■ **SOURCE MATERIAL**
|---|

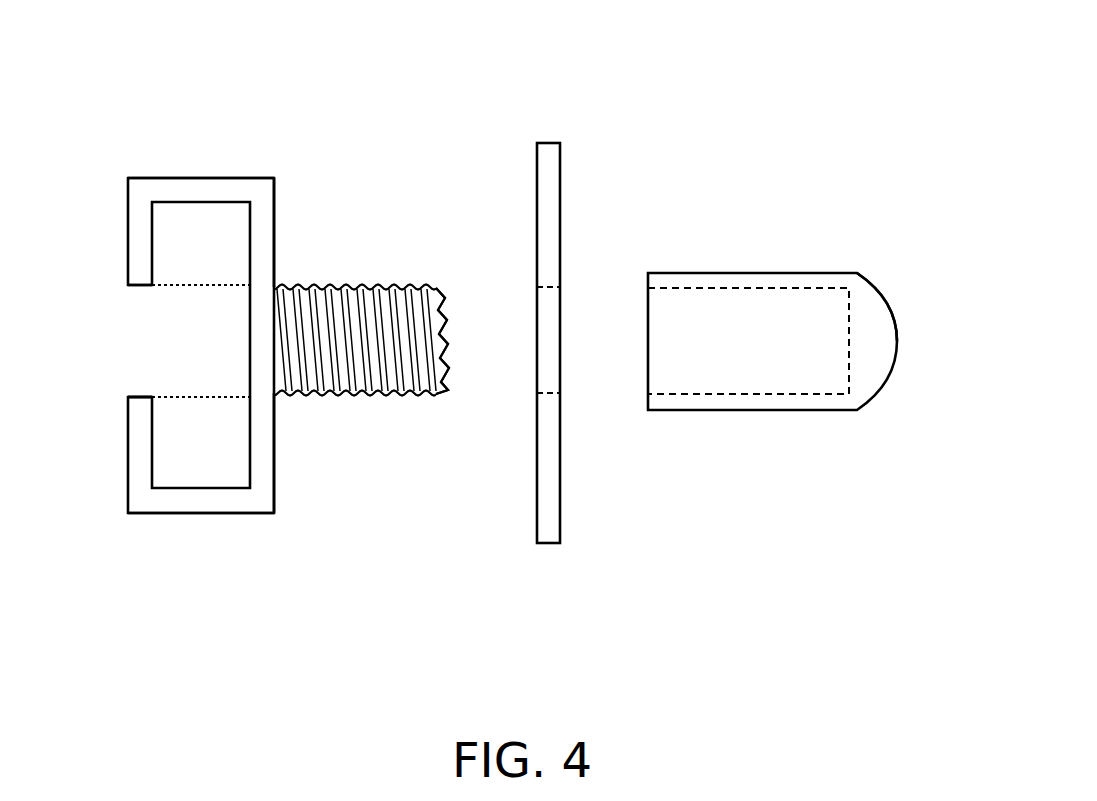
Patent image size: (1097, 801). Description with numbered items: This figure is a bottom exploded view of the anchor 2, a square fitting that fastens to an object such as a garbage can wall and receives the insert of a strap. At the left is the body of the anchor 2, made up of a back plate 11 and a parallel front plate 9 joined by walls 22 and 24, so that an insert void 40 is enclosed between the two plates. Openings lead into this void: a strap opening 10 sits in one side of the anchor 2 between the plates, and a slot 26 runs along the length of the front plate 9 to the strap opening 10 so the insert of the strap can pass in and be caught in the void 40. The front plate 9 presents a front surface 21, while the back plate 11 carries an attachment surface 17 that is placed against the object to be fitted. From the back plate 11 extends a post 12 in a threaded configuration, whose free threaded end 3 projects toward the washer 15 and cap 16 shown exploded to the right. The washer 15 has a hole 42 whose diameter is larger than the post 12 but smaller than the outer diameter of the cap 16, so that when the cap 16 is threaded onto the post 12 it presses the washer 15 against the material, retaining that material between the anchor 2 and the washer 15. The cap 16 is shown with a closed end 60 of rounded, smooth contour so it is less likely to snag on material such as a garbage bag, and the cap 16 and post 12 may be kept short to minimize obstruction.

The anchor 2 is at (692, 60).
The threaded end of shaft 3 is at (441, 395).
The front plate 9 is at (128, 232).
The strap opening 10 is at (213, 357).
The back plate 11 is at (275, 236).
The post 12 is at (375, 287).
The washer 15 is at (561, 215).
The cap 16 is at (718, 272).
The attachment surface 17 is at (275, 453).
The front surface 21 is at (128, 270).
The wall 22 is at (193, 178).
The wall 24 is at (183, 513).
The slot 26 is at (134, 397).
The insert void 40 is at (213, 455).
The hole 42 is at (540, 288).
The closed end 60 is at (879, 283).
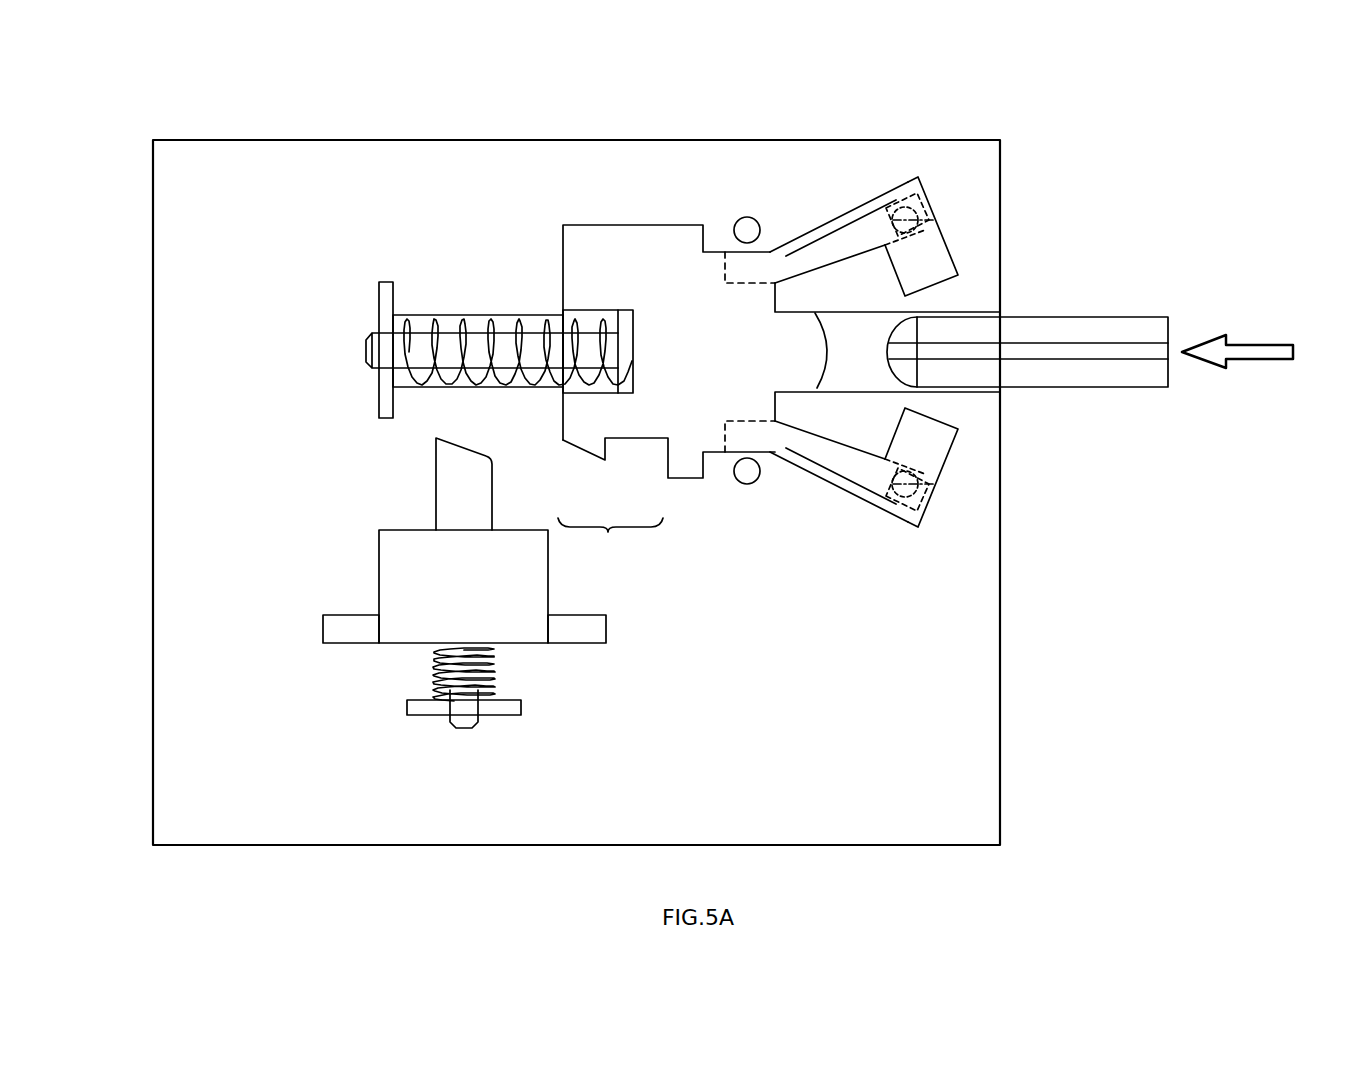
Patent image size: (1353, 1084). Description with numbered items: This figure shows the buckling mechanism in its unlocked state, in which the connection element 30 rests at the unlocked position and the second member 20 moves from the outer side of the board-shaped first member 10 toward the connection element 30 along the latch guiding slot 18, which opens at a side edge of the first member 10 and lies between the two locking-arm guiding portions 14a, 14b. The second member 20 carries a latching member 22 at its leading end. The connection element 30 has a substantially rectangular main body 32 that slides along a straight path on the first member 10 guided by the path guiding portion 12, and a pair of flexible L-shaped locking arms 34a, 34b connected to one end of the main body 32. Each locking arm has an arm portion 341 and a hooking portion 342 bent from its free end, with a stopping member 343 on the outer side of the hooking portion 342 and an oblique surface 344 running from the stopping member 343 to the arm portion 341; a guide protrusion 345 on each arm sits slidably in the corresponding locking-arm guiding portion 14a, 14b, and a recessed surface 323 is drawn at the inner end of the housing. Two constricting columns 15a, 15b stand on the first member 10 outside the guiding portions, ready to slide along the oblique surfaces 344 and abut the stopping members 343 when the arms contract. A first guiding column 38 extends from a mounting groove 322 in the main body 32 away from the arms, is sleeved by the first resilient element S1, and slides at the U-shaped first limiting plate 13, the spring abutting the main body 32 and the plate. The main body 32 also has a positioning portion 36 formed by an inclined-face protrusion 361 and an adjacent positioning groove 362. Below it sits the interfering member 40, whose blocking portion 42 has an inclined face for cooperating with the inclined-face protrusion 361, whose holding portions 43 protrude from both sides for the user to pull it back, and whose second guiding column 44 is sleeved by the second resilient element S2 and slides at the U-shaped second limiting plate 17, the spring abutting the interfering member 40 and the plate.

The first member 10 is at (1002, 650).
The path guiding portion 12 is at (503, 320).
The first limiting plate 13 is at (385, 300).
The locking-arm guiding portion 14a is at (800, 233).
The locking-arm guiding portion 14b is at (798, 460).
The constricting column 15a is at (746, 228).
The constricting column 15b is at (746, 474).
The second limiting plate 17 is at (502, 706).
The latch guiding slot 18 is at (843, 366).
The second member 20 is at (1100, 319).
The latching member 22 is at (895, 350).
The connection element 30 is at (598, 226).
The main body 32 is at (656, 240).
The mounting groove 322 is at (586, 318).
The socket surface 323 is at (826, 348).
The locking arm 34a is at (946, 232).
The locking arm 34b is at (946, 468).
The arm portion 341 is at (847, 242).
The hooking portion 342 is at (942, 262).
The stopping member 343 is at (919, 179).
The oblique surface 344 is at (897, 203).
The guide protrusion 345 is at (918, 218).
The positioning portion 36 is at (610, 540).
The inclined-face protrusion 361 is at (588, 442).
The positioning groove 362 is at (642, 447).
The first guiding column 38 is at (370, 352).
The interfering member 40 is at (379, 565).
The blocking portion 42 is at (452, 462).
The holding portion 43 is at (337, 630).
The second guiding column 44 is at (462, 714).
The first resilient element S1 is at (458, 319).
The second resilient element S2 is at (433, 677).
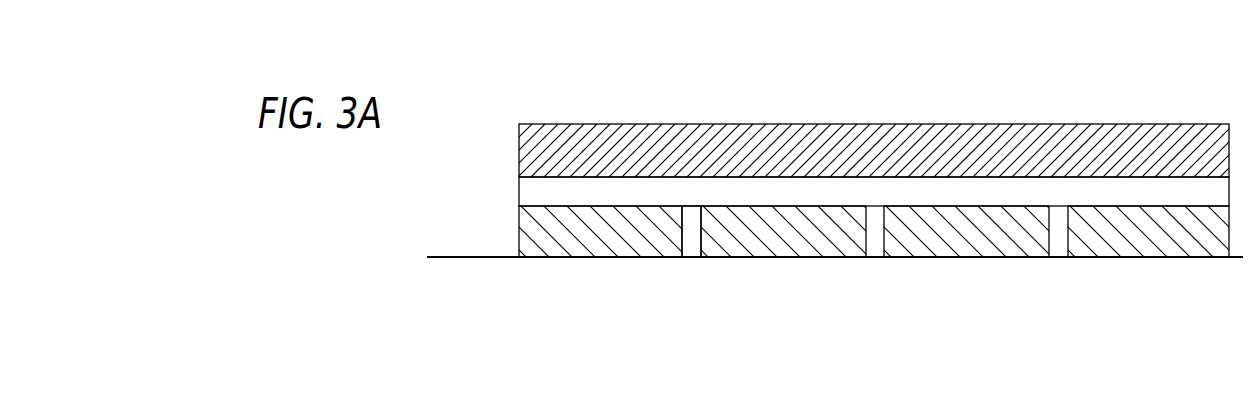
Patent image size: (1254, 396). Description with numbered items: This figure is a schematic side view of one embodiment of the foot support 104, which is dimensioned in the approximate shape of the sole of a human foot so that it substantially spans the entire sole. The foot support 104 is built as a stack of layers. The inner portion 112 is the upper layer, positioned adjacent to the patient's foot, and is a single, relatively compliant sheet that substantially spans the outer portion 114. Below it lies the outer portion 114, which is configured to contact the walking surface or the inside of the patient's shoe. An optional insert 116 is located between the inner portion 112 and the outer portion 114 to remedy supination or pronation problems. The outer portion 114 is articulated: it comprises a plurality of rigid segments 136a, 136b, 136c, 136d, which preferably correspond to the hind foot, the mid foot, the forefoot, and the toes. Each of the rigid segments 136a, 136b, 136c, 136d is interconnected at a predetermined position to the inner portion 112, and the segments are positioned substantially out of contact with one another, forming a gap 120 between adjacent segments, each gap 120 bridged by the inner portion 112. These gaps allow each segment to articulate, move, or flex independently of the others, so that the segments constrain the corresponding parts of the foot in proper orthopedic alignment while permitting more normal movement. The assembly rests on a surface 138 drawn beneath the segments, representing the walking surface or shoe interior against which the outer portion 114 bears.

The foot support 104 is at (824, 119).
The inner portion 112 is at (837, 148).
The outer portion 114 is at (824, 274).
The insert 116 is at (918, 193).
The gap 120 is at (692, 240).
The rigid segment 136a is at (1145, 244).
The rigid segment 136b is at (973, 244).
The rigid segment 136c is at (787, 243).
The rigid segment 136d is at (556, 240).
The base plane / support surface 138 is at (497, 258).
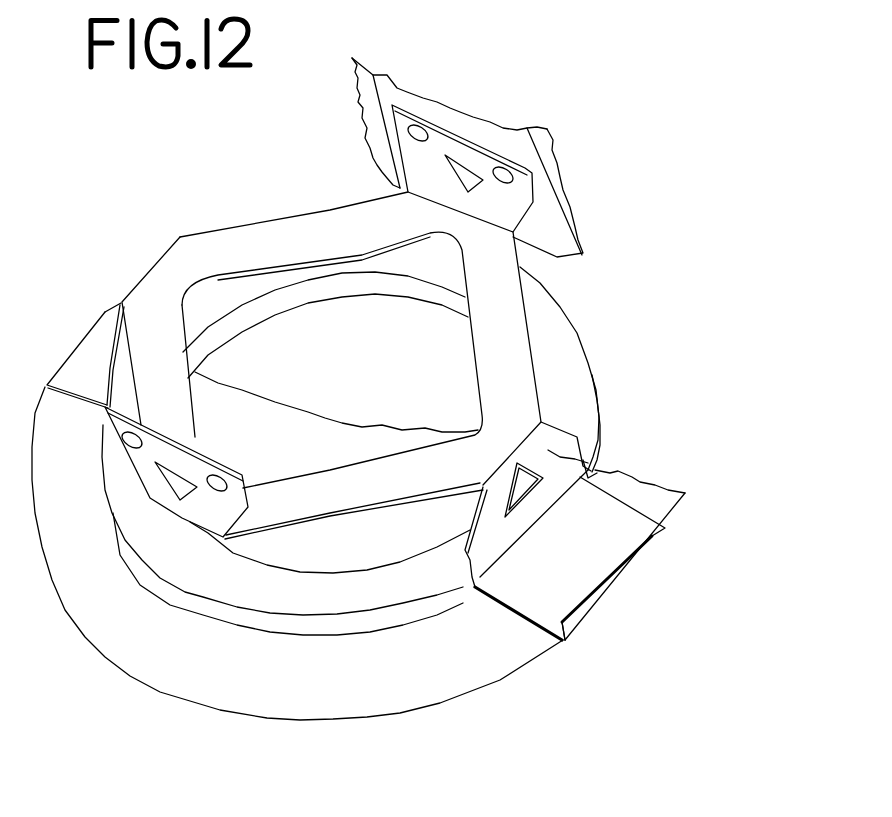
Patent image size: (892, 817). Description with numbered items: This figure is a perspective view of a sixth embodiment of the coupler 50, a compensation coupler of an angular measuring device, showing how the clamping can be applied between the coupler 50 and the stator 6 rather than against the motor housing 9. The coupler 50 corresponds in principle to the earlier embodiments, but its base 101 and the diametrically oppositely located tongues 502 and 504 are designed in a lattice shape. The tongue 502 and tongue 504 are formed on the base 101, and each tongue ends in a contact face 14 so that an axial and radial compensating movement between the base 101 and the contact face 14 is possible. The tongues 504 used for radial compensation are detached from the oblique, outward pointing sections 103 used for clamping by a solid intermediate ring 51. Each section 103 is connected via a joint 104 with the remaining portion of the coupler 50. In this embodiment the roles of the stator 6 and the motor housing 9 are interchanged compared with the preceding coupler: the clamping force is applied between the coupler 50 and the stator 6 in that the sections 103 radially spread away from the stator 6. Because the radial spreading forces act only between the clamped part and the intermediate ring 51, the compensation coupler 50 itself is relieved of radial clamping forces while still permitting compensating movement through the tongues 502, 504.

The coupler 50 is at (615, 310).
The intermediate ring 51 is at (316, 493).
The base 101 is at (331, 451).
The oblique, outward pointing section 103 is at (317, 479).
The joint 104 is at (637, 466).
The tongue 502 is at (319, 360).
The tongue 504 is at (365, 453).
The stator 6 is at (642, 555).
The motor housing 9 is at (475, 157).
The contact face 14 is at (587, 666).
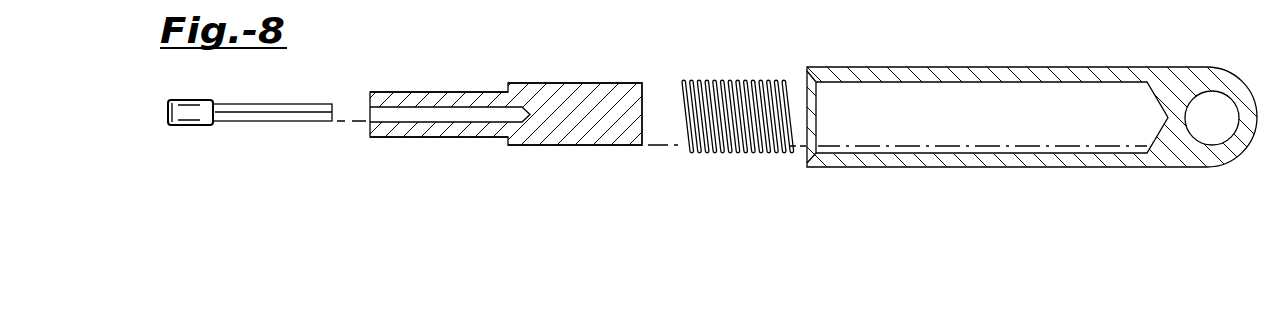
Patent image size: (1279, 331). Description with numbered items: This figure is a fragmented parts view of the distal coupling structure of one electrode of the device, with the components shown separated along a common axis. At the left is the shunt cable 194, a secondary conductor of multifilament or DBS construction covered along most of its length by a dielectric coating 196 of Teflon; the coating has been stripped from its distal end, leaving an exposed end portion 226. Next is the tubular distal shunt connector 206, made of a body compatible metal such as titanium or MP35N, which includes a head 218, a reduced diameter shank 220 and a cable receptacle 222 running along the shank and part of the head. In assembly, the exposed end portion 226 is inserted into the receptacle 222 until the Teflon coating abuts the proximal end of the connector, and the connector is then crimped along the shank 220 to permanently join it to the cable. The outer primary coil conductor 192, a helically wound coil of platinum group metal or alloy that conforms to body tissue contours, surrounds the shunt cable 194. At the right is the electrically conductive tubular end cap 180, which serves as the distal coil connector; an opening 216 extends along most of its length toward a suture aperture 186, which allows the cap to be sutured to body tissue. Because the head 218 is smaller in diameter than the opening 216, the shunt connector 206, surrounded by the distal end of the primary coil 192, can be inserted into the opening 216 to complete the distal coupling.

The end cap 180 is at (989, 125).
The aperture 186 is at (1212, 128).
The primary coil conductor 192 is at (718, 82).
The shunt cable 194 is at (236, 108).
The dielectric coating 196 is at (180, 125).
The distal shunt connector 206 is at (506, 96).
The opening 216 is at (927, 83).
The head 218 is at (613, 85).
The shank 220 is at (380, 137).
The cable receptacle 222 is at (447, 115).
The exposed end portion 226 is at (307, 103).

|---|

■ **WORK INSTRUCTIONS**
Format the entries from the beginning up to and including the line with "The closed end 60 is at (879, 283)." as a two-column CSV with the columns description and locations. Give one row per entry, put each value in a single quoted field with line breaks replaced by spaces, and leave out the pictures.

■ **OUTPUT FOR THIS TASK**
description,locations
"Patent image size: (1097, 801). Description with numbered items: This figure is a bottom exploded view of the anchor 2, a square fitting that fastens to an object such as a garbage can wall and receives the insert of a strap. At the left is the body of the anchor 2, made up of a back plate 11 and a parallel front plate 9 joined by walls 22 and 24, so that an insert void 40 is enclosed between the two plates. Openings lead into this void: a strap opening 10 sits in one side of the anchor 2 between the plates, and a slot 26 runs along the length of the front plate 9 to the strap opening 10 so the insert of the strap can pass in and be caught in the void 40. The front plate 9 presents a front surface 21, while the back plate 11 carries an attachment surface 17 that is placed against the object to be fitted. From the back plate 11 extends a post 12 in a threaded configuration, whose free threaded end 3 projects toward the washer 15 and cap 16 shown exploded to the right. The washer 15 has a hole 42 whose diameter is larger than the post 12 but smaller than the outer diameter of the cap 16, so that when the cap 16 is threaded onto the post 12 it presses the washer 15 against the material, retaining that material between the anchor 2 and the washer 15. The cap 16 is shown with a closed end 60 of rounded, smooth contour so it is less likely to snag on material such as a garbage bag, and the cap 16 and post 12 may be kept short to minimize obstruction.","The anchor 2 is at (692, 60). The threaded end of shaft 3 is at (441, 395). The front plate 9 is at (128, 232). The strap opening 10 is at (213, 357). The back plate 11 is at (275, 236). The post 12 is at (375, 287). The washer 15 is at (561, 215). The cap 16 is at (718, 272). The attachment surface 17 is at (275, 453). The front surface 21 is at (128, 270). The wall 22 is at (193, 178). The wall 24 is at (183, 513). The slot 26 is at (134, 397). The insert void 40 is at (213, 455). The hole 42 is at (540, 288). The closed end 60 is at (879, 283)."